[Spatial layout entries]
-=-=-=-=-
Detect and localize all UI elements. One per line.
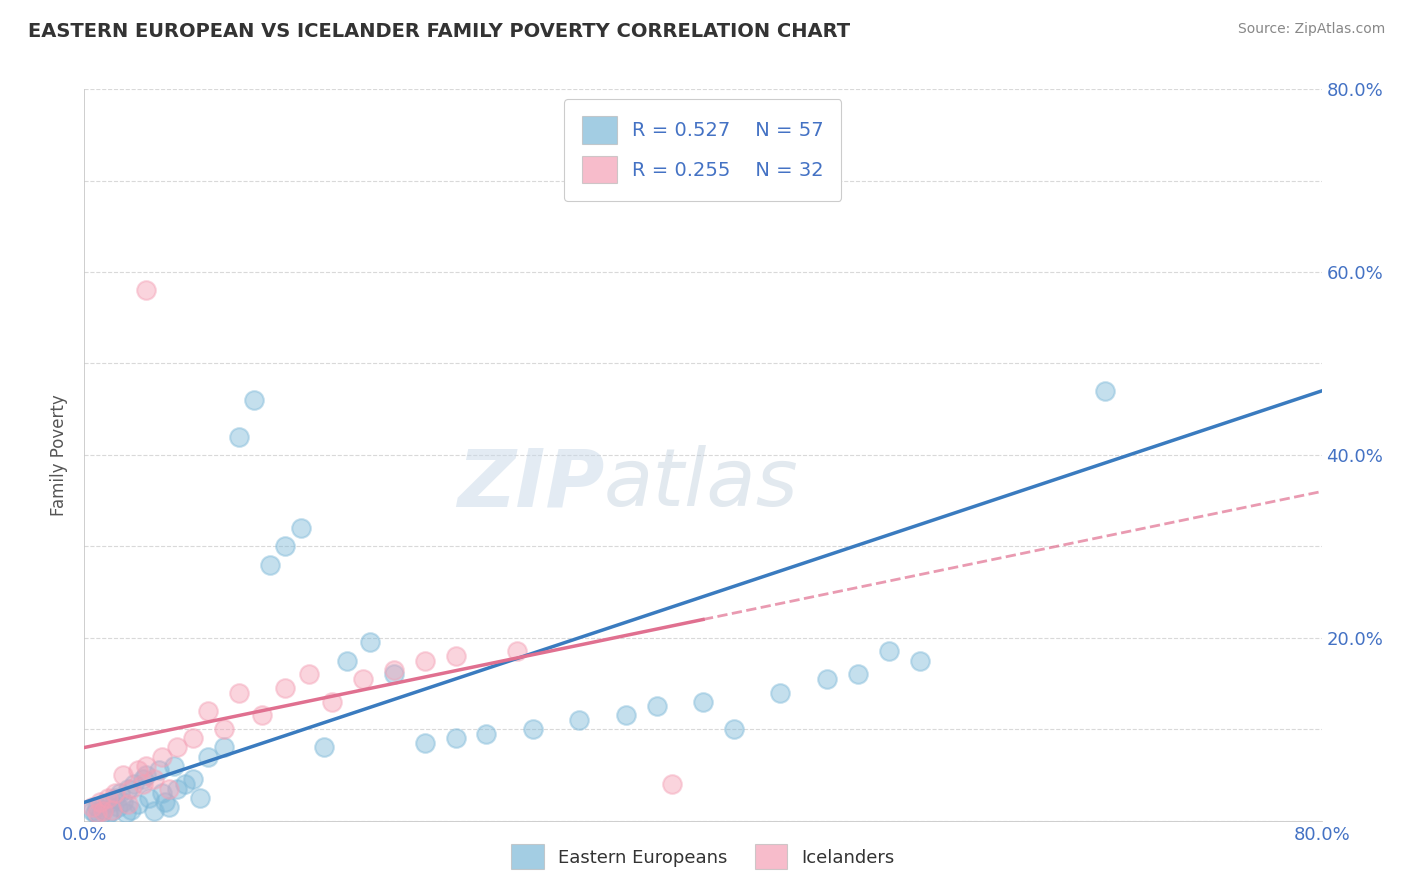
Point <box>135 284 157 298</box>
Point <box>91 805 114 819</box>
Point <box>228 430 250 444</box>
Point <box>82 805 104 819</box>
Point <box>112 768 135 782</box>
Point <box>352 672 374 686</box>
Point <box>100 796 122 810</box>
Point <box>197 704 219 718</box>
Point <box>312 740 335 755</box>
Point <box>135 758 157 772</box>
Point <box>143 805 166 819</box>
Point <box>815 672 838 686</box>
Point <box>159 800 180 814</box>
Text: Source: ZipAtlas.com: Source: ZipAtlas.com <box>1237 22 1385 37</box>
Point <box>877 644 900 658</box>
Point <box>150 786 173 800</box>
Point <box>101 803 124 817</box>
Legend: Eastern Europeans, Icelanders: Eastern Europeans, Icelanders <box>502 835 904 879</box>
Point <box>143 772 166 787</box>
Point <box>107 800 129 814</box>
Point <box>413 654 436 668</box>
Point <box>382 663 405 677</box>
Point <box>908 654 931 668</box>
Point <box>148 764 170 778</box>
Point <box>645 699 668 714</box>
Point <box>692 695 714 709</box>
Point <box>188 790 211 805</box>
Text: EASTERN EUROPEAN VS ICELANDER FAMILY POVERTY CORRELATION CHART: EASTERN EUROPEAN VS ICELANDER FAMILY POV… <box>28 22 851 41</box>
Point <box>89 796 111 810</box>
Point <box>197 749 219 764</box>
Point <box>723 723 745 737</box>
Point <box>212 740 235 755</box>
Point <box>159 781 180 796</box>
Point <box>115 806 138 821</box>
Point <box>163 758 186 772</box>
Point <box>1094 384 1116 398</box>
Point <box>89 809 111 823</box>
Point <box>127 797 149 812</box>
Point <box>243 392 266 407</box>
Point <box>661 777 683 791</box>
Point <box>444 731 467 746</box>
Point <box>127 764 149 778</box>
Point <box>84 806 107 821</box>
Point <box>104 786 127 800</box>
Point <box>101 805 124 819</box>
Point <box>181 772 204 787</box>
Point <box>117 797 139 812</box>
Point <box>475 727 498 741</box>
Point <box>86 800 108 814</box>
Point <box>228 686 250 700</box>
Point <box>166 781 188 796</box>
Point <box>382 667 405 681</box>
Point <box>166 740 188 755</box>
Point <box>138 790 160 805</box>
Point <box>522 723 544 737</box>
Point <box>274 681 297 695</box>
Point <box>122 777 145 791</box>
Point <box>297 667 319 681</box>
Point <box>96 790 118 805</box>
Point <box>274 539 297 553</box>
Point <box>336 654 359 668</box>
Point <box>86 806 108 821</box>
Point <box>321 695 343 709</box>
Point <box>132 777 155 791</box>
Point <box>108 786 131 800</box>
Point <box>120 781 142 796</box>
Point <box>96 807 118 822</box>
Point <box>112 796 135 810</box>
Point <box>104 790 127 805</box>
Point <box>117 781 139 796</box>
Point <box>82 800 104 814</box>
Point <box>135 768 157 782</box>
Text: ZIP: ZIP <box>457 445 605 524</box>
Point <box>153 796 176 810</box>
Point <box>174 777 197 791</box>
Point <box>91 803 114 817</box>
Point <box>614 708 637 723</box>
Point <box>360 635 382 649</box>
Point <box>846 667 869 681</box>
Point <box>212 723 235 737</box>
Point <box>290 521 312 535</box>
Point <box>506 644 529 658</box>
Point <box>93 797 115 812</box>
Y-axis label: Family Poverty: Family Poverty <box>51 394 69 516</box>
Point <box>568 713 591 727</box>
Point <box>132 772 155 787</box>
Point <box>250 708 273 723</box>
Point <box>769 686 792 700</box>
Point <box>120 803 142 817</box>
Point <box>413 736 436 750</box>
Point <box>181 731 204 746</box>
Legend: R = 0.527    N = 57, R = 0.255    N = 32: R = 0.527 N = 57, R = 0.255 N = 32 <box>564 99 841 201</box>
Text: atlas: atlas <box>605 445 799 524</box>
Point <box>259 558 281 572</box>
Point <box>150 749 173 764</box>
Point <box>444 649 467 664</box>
-=-=-=-=-
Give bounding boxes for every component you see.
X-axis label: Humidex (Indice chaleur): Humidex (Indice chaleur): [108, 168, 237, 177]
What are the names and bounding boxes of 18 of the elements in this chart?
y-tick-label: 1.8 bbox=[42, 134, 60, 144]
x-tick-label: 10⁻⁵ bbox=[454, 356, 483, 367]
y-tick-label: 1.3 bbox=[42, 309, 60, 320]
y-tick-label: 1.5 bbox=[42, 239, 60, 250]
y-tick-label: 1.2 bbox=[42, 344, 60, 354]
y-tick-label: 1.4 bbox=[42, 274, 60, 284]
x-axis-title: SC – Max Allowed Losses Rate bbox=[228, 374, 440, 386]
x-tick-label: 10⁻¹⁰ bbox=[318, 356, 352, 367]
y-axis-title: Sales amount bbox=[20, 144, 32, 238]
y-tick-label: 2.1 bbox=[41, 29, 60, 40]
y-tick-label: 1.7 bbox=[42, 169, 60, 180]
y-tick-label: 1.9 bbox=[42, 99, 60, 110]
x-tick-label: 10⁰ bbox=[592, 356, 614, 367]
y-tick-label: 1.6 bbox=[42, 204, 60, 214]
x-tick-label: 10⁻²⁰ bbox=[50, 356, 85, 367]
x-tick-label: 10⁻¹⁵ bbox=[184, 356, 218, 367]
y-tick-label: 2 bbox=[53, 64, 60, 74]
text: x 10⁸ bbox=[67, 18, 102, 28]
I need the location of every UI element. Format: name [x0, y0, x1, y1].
-=-=-=-=-
(REQUIREMENTS): Gather every row above that contains the word "elements", and copy each of those rows in full.

(IN RESPONSE):
Detect and localize all UI elements. One per line.
What are the names and bounding boxes of 18 of the elements in this chart?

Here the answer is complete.